Copy out each line that includes the word "this".

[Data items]
◆ ◆ ◆ ◆ ◆

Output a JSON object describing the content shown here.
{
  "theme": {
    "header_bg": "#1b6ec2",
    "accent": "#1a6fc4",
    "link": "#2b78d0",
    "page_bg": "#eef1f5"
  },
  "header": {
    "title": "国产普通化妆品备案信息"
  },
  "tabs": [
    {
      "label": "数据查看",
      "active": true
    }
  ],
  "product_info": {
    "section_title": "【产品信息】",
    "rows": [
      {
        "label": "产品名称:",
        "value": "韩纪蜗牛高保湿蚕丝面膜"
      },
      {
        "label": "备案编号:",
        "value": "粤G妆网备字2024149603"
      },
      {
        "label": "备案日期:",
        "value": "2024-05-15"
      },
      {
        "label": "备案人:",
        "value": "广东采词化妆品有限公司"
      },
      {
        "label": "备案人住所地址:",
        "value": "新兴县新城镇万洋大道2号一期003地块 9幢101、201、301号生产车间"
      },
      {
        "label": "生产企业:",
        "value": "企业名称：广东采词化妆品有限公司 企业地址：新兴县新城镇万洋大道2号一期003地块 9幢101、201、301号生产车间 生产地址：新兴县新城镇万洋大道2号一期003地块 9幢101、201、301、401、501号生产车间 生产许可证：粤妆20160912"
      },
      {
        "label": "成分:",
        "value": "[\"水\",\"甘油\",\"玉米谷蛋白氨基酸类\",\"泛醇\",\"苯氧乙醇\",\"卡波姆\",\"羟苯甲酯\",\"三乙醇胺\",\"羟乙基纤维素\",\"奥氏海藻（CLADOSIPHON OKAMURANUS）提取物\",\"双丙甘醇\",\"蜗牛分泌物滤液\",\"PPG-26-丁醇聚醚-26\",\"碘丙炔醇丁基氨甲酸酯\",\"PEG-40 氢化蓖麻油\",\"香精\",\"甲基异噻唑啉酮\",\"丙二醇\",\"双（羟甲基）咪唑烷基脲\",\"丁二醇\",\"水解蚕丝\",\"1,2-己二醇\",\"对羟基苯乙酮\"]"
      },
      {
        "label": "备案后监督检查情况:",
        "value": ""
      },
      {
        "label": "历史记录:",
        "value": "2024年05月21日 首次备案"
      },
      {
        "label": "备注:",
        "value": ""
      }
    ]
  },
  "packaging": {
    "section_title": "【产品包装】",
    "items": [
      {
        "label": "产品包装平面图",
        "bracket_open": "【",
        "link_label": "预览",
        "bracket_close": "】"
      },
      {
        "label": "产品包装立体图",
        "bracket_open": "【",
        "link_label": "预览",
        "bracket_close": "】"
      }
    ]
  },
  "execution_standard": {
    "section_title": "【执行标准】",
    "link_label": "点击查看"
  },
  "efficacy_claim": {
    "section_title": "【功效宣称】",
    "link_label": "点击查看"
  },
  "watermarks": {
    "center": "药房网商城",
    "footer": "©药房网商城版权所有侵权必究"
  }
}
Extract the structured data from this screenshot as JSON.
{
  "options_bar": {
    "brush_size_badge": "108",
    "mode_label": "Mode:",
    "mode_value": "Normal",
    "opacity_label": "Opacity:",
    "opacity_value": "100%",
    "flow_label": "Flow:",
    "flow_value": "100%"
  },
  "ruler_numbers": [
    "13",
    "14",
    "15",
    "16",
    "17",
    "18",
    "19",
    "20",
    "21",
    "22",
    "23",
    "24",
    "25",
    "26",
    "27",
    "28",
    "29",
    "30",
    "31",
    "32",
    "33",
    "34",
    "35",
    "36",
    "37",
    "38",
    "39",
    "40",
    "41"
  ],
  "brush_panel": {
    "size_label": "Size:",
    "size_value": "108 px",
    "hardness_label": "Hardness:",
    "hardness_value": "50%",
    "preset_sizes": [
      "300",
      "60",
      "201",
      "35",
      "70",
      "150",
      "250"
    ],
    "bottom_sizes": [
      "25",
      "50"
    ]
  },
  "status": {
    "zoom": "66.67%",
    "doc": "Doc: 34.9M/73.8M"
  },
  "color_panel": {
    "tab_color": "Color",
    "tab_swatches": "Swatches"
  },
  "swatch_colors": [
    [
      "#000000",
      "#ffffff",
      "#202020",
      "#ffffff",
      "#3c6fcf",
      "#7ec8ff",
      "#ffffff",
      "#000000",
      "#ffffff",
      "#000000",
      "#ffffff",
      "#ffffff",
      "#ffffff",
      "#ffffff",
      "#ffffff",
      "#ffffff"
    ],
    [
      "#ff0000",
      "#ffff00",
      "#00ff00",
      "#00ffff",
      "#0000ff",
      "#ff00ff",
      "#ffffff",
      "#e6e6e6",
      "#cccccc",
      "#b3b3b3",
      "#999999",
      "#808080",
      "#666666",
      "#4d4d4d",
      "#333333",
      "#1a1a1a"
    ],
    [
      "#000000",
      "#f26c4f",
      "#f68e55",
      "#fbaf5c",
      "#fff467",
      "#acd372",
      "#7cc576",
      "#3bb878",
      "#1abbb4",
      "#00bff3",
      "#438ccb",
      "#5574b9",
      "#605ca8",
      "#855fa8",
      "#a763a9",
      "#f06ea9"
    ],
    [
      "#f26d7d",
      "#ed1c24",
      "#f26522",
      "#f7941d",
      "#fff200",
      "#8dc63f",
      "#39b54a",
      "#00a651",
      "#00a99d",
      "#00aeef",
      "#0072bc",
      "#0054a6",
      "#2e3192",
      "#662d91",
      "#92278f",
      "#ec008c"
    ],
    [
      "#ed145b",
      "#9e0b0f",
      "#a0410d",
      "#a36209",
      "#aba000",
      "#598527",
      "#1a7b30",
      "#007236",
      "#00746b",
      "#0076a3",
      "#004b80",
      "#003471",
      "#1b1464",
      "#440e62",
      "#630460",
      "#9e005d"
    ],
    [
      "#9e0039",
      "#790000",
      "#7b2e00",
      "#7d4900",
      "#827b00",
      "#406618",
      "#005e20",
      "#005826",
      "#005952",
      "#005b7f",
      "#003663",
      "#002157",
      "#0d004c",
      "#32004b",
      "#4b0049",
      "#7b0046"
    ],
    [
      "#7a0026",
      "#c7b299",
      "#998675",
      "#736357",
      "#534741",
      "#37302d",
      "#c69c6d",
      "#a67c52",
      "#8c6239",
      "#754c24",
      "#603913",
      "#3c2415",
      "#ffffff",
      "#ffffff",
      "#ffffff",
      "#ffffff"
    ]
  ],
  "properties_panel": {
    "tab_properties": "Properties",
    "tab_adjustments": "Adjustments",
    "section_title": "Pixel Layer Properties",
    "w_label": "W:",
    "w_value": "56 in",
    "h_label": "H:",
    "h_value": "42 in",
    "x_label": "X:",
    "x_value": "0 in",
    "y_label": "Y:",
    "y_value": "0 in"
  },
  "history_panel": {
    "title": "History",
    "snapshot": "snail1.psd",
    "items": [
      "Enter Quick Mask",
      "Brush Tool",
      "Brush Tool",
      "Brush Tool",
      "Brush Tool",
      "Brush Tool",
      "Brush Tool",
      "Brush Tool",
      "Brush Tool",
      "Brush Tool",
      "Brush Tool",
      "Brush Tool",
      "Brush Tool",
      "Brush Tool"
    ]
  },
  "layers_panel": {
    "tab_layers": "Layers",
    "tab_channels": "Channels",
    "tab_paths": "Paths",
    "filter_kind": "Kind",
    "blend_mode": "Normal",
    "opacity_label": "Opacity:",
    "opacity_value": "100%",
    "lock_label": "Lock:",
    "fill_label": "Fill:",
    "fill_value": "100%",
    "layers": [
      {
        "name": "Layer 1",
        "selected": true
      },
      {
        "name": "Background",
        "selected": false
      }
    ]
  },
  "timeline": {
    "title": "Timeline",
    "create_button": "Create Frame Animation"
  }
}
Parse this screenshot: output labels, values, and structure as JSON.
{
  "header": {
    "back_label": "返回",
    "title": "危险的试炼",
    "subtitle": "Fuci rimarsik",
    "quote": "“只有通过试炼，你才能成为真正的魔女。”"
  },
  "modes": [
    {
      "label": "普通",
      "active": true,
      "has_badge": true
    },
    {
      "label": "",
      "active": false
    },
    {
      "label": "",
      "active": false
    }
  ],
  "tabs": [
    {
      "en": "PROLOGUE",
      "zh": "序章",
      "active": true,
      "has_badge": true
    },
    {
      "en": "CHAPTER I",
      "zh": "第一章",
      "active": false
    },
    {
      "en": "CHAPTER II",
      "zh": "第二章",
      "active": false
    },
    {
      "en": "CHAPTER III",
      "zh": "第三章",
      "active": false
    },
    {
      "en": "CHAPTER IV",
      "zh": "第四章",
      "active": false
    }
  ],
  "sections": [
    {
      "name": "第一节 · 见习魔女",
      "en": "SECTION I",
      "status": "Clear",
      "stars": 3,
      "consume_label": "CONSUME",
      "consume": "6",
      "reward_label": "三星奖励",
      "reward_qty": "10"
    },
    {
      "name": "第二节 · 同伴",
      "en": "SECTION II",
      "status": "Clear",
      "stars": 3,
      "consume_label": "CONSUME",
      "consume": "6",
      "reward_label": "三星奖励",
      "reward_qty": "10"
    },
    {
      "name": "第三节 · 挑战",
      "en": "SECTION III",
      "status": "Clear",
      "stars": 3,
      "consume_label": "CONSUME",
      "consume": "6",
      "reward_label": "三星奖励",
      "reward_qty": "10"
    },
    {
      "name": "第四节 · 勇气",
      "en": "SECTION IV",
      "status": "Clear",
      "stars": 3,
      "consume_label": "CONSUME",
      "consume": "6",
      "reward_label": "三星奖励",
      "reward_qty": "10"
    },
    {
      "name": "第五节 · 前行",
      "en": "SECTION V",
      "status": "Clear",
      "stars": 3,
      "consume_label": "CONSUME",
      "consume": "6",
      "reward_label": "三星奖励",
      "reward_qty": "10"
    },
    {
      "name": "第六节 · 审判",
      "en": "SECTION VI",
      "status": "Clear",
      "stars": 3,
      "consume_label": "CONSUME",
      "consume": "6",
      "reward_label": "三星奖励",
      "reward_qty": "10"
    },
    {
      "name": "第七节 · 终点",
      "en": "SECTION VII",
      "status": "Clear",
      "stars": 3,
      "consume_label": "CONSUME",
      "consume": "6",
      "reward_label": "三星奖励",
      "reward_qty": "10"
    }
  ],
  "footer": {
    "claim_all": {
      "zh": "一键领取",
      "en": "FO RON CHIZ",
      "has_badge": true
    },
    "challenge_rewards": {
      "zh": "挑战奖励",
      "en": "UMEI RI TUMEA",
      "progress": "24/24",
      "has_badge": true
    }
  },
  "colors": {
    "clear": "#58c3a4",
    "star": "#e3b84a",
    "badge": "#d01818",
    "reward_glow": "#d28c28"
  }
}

◆ ◆ ◆ ◆ ◆

→ EXPECTED ANSWER:
Extract the structured data from this screenshot as JSON.
Parse this screenshot: output labels, values, and structure as JSON.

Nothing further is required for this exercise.